» **Stored data entries**:

* * * * * * *

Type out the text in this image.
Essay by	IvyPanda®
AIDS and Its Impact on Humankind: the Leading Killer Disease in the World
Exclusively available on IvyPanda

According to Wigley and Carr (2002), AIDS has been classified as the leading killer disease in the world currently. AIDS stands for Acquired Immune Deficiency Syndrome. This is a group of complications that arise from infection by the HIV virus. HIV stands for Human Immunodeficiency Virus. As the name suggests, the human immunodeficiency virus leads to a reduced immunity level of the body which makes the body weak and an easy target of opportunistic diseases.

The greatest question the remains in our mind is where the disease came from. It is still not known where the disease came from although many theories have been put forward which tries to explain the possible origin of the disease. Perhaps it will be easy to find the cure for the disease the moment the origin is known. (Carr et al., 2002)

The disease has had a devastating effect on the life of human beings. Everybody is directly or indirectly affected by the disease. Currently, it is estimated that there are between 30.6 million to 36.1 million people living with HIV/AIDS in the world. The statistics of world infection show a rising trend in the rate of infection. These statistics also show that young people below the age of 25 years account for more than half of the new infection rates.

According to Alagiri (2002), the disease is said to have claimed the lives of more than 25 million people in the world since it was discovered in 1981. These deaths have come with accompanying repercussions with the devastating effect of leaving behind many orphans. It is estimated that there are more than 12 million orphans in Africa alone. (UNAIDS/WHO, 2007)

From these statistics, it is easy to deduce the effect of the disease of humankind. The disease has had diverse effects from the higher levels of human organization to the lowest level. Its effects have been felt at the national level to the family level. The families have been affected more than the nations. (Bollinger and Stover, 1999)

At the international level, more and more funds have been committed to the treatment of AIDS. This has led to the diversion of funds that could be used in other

* * * * * * *

» **ACTION ITEM**: A single number is the expected answer: how many lines of the entries contain "devastating".

» **EXERCISE SOLUTION**: 2